**Dataset items**
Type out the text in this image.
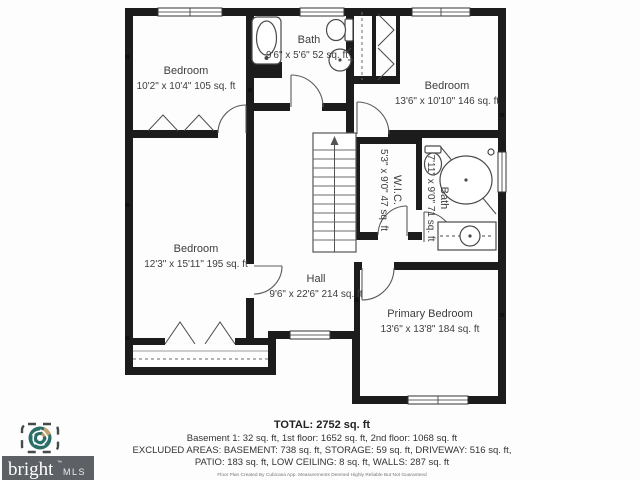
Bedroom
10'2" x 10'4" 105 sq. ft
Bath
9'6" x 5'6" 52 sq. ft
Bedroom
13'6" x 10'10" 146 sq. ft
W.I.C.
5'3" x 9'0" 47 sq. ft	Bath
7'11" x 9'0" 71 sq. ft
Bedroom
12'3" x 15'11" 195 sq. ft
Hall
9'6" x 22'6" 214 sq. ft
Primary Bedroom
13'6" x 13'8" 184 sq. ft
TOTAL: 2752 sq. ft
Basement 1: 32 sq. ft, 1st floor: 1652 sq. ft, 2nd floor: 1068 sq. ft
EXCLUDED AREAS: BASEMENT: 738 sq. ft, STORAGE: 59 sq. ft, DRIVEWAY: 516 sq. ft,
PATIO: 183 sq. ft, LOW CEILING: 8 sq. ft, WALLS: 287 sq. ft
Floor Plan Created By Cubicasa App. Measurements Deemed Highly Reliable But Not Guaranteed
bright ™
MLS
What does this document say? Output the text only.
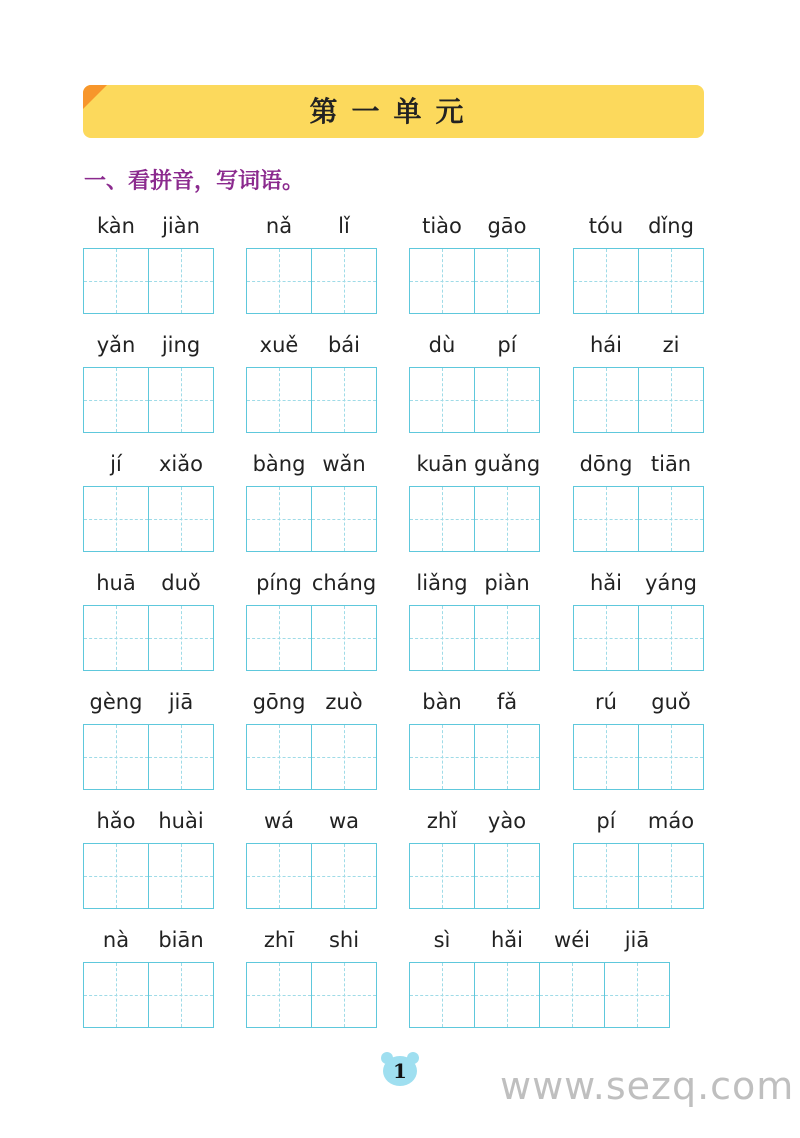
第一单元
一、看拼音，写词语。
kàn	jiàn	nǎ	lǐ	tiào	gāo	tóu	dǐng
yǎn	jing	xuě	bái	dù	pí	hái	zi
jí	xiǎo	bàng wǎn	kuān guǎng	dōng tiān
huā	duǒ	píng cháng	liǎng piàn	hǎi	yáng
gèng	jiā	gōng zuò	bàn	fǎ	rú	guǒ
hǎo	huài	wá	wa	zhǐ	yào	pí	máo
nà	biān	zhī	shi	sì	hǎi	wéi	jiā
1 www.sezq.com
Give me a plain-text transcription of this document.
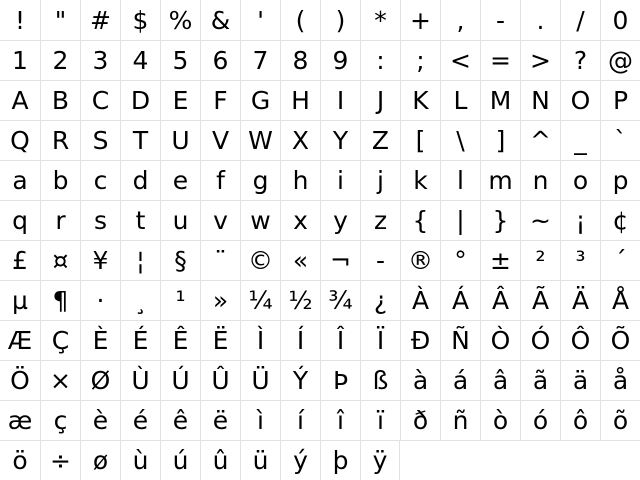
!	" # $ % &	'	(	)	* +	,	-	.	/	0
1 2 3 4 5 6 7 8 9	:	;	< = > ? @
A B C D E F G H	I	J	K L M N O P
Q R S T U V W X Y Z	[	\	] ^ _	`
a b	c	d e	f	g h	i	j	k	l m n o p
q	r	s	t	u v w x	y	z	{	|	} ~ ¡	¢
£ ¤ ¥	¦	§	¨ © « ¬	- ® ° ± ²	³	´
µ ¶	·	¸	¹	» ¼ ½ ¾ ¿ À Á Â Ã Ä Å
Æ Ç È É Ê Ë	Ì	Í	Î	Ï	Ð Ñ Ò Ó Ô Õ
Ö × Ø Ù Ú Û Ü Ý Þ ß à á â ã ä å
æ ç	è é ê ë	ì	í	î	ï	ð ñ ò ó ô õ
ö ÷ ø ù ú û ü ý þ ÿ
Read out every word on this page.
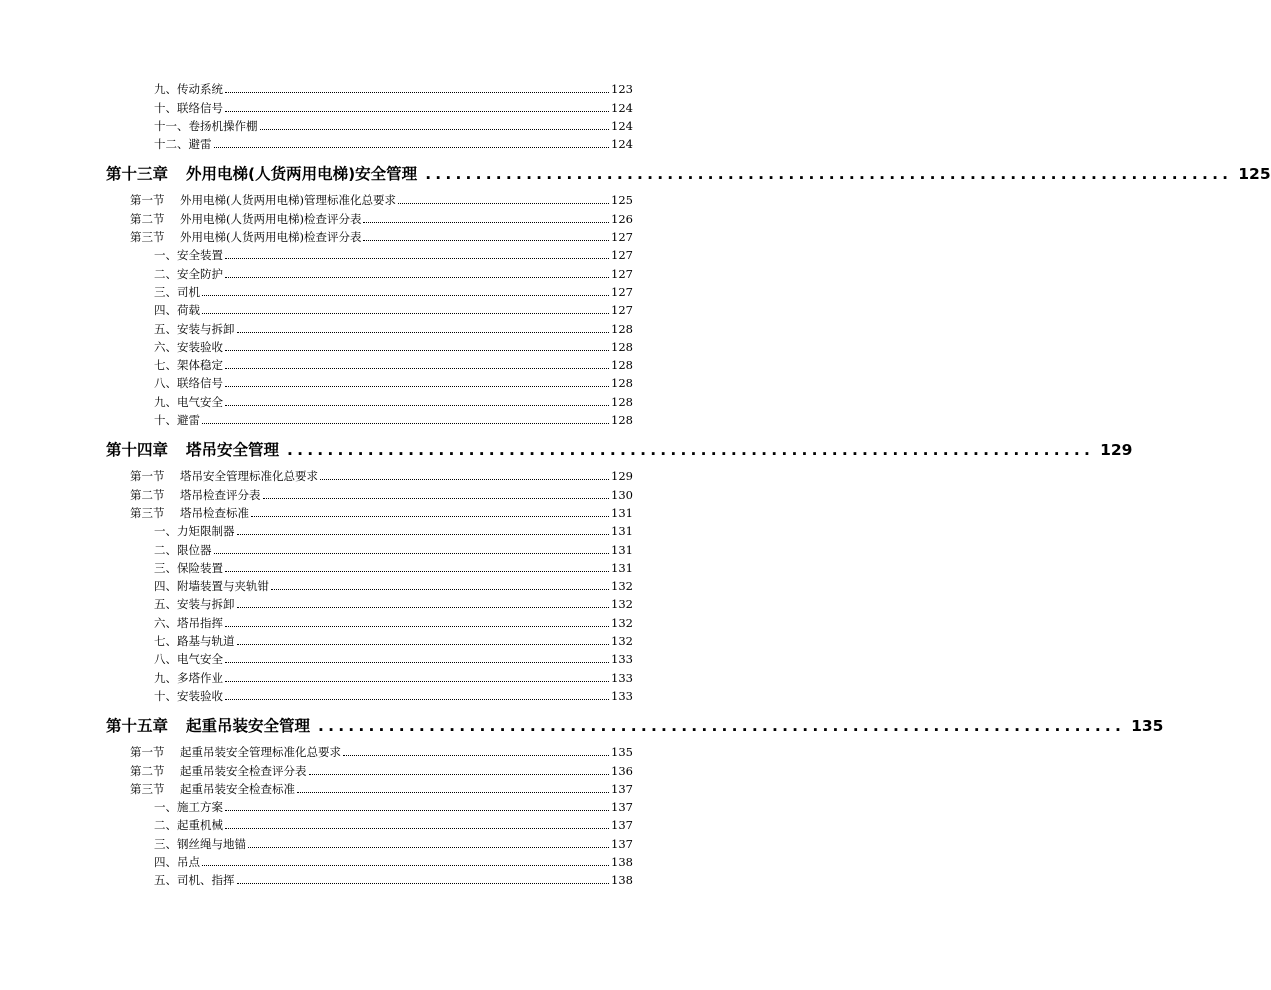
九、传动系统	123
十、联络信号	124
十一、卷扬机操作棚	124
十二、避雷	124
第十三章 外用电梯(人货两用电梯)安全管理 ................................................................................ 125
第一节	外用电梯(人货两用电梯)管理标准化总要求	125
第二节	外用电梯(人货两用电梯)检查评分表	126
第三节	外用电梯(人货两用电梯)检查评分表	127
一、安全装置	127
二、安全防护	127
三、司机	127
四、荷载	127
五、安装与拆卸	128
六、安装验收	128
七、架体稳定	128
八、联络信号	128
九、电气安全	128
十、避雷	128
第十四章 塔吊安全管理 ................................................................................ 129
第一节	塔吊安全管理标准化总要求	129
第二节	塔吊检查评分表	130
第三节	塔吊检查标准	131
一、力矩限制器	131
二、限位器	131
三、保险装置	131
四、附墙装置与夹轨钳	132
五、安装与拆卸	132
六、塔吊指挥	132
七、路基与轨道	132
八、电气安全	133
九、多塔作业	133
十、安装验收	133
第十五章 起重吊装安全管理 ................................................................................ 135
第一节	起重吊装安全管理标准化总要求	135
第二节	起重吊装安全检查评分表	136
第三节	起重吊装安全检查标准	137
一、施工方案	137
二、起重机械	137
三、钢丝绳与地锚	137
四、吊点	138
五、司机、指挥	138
--
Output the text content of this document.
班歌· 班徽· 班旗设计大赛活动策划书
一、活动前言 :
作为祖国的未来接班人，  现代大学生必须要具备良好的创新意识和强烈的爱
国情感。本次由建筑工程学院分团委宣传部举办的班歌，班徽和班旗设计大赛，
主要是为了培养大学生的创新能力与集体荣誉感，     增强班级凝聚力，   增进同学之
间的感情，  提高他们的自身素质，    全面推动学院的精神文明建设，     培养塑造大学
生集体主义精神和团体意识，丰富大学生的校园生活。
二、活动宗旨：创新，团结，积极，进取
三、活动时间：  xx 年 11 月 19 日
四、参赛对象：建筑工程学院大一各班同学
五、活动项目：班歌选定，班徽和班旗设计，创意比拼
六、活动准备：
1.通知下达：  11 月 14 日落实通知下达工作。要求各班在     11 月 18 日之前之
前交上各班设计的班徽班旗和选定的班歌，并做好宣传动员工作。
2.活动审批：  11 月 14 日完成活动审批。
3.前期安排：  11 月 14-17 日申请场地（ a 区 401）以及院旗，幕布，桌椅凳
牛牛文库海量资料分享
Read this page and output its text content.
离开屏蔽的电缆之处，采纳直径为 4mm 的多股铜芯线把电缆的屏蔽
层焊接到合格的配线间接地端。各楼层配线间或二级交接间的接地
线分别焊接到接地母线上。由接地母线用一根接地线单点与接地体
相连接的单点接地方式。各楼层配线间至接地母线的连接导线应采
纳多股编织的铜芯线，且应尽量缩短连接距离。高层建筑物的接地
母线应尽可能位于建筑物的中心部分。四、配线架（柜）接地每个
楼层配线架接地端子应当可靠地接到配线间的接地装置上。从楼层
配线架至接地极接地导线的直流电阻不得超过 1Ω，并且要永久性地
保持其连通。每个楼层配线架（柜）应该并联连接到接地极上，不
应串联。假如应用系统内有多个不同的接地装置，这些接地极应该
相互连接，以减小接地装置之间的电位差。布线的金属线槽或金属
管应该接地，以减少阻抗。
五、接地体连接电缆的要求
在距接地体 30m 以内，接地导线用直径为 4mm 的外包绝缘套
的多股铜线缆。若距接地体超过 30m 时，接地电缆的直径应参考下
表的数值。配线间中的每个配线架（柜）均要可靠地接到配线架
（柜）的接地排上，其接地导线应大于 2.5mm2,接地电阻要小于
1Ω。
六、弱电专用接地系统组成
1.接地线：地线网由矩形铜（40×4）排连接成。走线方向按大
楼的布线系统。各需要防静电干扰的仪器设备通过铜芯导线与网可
---
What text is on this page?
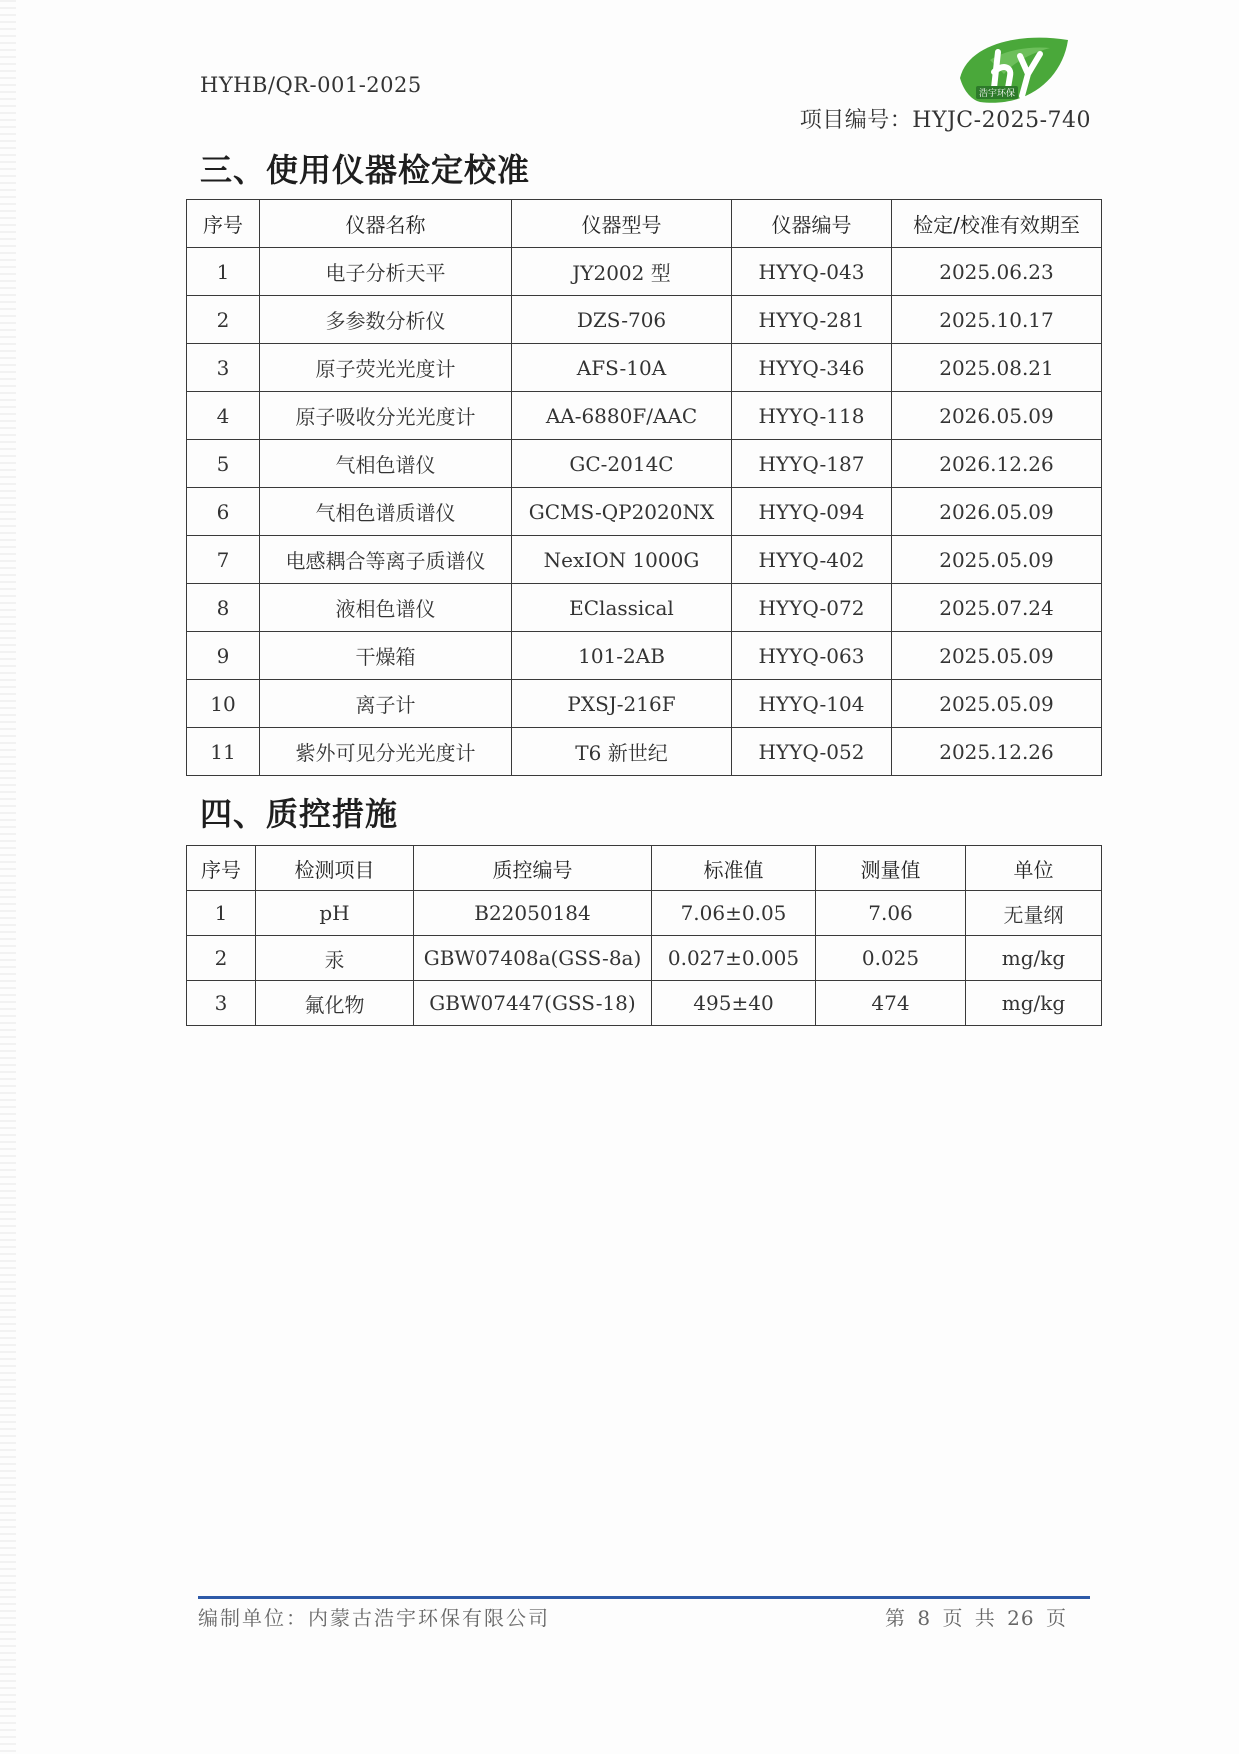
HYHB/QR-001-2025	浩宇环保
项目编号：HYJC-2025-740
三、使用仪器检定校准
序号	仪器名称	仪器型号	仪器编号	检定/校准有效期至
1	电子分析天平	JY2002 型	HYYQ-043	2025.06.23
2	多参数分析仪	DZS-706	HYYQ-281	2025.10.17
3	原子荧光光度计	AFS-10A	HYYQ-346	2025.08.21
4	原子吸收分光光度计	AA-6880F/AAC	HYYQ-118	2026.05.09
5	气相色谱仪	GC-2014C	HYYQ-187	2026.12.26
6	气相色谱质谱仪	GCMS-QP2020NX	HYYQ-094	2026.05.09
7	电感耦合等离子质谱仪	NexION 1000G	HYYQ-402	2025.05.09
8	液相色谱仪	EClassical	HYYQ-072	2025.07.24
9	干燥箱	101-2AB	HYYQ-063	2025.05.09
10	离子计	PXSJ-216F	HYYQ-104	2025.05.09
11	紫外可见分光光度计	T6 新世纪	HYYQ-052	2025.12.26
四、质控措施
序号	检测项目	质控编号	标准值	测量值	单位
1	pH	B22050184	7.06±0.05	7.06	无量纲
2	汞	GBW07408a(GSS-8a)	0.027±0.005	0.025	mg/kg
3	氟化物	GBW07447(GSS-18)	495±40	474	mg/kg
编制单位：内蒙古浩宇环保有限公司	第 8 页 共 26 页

**Problem to work on**
Report all lines of the data that include the word "外用电梯".

**Reply to the task**
第十三章 外用电梯(人货两用电梯)安全管理 ................................................................................ 125
第一节	外用电梯(人货两用电梯)管理标准化总要求	125
第二节	外用电梯(人货两用电梯)检查评分表	126
第三节	外用电梯(人货两用电梯)检查评分表	127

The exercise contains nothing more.